══ Given data

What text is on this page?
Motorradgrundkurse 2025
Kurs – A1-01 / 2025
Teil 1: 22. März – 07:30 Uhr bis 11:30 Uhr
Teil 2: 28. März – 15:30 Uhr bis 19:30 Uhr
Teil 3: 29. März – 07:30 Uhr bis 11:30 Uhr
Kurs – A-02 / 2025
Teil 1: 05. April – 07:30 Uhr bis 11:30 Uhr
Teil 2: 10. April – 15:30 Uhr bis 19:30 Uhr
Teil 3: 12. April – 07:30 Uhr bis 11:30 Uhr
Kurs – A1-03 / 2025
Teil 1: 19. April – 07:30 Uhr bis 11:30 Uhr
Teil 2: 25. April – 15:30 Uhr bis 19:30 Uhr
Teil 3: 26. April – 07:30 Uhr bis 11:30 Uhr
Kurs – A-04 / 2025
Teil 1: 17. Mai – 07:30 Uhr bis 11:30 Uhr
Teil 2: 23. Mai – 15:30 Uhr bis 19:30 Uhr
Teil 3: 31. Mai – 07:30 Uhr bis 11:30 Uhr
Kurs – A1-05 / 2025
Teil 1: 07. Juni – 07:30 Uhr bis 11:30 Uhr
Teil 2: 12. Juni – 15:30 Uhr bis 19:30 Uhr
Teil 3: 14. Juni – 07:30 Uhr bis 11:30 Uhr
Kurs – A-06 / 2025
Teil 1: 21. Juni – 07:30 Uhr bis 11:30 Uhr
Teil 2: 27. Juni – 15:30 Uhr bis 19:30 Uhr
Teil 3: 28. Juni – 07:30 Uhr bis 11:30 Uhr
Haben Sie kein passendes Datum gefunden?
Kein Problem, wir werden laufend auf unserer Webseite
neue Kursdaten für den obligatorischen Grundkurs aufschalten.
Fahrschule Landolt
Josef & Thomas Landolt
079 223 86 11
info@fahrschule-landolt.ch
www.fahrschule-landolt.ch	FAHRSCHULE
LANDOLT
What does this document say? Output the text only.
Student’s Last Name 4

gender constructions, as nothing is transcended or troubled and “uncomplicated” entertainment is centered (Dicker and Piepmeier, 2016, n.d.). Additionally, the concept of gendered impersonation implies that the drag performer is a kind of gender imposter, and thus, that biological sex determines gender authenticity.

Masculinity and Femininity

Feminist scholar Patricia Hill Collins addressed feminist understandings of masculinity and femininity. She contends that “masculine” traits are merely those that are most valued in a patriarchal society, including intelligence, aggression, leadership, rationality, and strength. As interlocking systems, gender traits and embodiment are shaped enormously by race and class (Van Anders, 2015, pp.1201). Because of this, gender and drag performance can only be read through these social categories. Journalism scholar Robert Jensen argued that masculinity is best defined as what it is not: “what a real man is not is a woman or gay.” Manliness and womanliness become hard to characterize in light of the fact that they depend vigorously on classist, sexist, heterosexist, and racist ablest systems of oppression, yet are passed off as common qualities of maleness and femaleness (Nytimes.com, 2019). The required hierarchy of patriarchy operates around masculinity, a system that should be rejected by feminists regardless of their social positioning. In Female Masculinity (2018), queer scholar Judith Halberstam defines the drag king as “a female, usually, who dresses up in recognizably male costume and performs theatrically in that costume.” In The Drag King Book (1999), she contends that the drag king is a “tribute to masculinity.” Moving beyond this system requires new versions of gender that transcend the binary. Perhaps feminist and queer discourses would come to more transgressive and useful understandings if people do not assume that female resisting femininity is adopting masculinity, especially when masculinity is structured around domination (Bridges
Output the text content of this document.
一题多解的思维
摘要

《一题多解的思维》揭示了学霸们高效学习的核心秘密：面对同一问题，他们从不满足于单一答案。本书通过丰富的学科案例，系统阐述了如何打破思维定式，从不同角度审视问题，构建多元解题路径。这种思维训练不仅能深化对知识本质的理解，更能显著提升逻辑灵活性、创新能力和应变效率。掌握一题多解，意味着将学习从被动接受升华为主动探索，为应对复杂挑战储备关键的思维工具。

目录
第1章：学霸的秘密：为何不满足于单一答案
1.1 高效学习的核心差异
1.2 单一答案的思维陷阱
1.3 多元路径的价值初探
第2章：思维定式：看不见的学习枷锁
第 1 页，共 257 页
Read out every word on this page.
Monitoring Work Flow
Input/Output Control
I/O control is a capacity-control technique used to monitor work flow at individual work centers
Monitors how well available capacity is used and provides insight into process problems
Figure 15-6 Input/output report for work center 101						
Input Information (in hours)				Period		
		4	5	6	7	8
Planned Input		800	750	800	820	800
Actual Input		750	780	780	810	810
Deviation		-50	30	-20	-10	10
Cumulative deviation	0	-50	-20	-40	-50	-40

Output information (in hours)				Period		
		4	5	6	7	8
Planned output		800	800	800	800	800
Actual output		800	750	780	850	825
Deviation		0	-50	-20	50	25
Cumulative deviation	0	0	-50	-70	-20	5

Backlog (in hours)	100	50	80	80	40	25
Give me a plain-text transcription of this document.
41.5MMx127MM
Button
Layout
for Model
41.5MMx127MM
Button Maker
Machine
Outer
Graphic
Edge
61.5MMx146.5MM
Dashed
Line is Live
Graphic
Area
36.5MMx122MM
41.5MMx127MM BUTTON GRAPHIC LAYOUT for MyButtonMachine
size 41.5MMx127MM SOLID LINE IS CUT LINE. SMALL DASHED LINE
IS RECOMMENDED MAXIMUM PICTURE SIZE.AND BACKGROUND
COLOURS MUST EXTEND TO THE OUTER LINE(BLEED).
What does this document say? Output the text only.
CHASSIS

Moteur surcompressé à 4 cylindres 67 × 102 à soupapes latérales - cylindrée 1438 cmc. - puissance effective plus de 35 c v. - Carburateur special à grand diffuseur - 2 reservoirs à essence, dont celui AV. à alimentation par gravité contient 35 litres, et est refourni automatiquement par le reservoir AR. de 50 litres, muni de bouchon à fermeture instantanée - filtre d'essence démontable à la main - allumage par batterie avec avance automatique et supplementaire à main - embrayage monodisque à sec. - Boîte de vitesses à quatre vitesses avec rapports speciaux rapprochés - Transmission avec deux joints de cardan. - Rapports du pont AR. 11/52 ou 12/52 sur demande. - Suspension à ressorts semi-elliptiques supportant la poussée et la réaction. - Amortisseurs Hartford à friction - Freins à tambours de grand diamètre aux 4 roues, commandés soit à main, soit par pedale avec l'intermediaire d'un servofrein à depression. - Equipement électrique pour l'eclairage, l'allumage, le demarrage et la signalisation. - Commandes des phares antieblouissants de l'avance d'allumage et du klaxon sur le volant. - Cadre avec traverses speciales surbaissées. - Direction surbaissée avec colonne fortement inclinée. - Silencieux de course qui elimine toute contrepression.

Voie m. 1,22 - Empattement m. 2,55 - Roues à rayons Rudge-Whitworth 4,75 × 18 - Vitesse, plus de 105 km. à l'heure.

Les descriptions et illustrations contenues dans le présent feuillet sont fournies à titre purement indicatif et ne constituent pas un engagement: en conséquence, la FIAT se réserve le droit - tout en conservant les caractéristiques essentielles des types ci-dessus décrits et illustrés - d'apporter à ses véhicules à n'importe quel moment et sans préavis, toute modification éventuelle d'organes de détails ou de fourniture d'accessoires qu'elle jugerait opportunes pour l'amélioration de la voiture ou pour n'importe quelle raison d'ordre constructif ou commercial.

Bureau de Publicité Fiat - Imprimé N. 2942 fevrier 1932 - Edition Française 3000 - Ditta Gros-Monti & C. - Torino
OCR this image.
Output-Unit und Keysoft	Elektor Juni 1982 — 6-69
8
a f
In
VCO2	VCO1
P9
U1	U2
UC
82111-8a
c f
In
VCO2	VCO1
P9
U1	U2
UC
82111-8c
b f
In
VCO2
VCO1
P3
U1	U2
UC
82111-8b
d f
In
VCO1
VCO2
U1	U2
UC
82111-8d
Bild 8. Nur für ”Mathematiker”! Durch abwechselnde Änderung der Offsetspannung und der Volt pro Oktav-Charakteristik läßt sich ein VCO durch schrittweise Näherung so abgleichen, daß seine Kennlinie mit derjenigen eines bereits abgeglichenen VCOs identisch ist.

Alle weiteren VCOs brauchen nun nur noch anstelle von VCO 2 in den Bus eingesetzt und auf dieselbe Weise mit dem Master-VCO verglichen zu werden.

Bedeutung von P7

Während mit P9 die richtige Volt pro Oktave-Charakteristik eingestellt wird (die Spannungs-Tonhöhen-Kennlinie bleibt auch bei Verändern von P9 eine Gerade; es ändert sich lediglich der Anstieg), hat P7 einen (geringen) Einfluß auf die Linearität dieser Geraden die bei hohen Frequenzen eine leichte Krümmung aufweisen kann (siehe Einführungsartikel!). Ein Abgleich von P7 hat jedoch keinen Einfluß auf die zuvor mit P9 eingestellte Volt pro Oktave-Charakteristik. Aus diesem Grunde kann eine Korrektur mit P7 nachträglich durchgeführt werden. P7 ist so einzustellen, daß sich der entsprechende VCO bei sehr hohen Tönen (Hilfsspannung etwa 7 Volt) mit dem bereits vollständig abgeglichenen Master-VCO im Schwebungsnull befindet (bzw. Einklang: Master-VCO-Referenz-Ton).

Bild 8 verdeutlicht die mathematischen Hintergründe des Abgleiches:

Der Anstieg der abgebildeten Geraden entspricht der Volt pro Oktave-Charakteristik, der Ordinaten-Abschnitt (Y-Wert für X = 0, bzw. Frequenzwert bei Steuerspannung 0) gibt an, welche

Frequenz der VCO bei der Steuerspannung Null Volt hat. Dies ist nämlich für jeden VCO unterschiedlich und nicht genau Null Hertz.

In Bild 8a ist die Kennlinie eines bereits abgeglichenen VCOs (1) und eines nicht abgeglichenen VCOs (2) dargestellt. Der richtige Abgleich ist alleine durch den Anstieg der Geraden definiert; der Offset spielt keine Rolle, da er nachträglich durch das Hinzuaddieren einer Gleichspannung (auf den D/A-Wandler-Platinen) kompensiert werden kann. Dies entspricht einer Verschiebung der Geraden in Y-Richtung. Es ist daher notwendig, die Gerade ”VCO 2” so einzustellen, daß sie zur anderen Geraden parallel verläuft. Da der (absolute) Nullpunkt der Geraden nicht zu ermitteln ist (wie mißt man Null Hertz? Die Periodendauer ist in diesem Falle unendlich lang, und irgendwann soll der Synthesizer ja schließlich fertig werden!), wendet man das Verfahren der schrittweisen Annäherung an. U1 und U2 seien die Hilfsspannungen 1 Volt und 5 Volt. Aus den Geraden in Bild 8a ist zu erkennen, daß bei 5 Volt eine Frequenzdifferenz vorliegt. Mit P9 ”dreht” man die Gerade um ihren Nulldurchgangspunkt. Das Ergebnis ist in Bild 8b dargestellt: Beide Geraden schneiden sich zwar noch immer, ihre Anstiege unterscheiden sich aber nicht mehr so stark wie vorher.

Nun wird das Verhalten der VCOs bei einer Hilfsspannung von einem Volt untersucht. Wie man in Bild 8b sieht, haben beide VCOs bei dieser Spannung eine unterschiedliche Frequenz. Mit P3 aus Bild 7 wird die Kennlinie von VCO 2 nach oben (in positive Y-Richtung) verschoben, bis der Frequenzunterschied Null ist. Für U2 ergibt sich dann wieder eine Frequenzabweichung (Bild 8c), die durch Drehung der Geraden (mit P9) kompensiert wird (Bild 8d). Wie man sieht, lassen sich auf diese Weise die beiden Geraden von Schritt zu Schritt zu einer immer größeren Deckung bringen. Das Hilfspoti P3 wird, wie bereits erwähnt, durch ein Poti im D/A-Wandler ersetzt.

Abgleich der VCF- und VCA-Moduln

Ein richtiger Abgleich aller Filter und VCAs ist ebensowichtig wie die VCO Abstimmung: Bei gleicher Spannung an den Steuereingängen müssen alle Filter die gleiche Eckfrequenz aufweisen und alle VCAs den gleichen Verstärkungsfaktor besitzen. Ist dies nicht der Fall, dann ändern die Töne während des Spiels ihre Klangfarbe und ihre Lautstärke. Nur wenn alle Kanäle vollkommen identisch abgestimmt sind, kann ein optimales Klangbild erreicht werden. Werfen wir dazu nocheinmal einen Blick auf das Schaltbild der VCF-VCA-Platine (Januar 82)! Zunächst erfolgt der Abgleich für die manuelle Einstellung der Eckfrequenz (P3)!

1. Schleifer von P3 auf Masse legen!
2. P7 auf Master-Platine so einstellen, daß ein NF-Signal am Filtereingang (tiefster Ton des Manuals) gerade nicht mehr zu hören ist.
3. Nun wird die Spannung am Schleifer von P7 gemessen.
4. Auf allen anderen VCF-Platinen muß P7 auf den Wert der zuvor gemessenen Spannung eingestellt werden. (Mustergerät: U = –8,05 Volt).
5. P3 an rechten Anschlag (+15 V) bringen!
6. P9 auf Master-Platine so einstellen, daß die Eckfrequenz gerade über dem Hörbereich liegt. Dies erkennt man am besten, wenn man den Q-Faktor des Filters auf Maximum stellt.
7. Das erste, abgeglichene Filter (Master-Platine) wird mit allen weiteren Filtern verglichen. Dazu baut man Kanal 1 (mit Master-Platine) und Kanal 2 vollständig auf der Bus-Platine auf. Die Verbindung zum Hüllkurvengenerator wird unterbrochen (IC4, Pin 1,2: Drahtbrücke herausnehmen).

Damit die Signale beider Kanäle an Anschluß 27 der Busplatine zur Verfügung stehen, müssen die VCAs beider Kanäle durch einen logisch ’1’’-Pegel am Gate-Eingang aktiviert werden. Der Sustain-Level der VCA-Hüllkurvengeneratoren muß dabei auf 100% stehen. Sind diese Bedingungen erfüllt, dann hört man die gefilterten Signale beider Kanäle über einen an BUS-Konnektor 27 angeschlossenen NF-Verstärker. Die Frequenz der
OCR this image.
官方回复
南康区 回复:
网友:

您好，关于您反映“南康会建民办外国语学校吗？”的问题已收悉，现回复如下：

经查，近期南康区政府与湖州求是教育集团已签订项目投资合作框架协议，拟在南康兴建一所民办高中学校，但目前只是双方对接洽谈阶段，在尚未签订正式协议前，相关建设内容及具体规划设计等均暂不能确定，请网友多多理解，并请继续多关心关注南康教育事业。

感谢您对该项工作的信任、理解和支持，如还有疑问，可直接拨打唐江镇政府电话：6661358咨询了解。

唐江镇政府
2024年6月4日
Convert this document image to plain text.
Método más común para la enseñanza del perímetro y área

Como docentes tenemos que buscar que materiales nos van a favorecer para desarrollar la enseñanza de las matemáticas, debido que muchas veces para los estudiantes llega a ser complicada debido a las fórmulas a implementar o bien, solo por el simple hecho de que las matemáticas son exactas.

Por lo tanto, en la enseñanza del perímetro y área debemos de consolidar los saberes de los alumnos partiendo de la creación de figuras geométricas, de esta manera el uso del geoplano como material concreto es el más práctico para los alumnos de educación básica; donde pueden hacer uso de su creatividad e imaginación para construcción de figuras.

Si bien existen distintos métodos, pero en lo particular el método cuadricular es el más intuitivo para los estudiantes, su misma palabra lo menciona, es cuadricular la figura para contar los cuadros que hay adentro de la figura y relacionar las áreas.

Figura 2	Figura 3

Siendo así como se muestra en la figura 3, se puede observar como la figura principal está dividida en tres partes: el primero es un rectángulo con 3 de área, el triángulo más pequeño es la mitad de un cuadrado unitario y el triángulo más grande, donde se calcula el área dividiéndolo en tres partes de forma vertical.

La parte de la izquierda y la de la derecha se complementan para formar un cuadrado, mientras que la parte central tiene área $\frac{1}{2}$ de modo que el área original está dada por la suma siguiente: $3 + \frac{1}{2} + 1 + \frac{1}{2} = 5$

════

→ **To be done**: Tally the lines in this data that hold the word "Masculinity" and state only the count.

→ **Output**: 2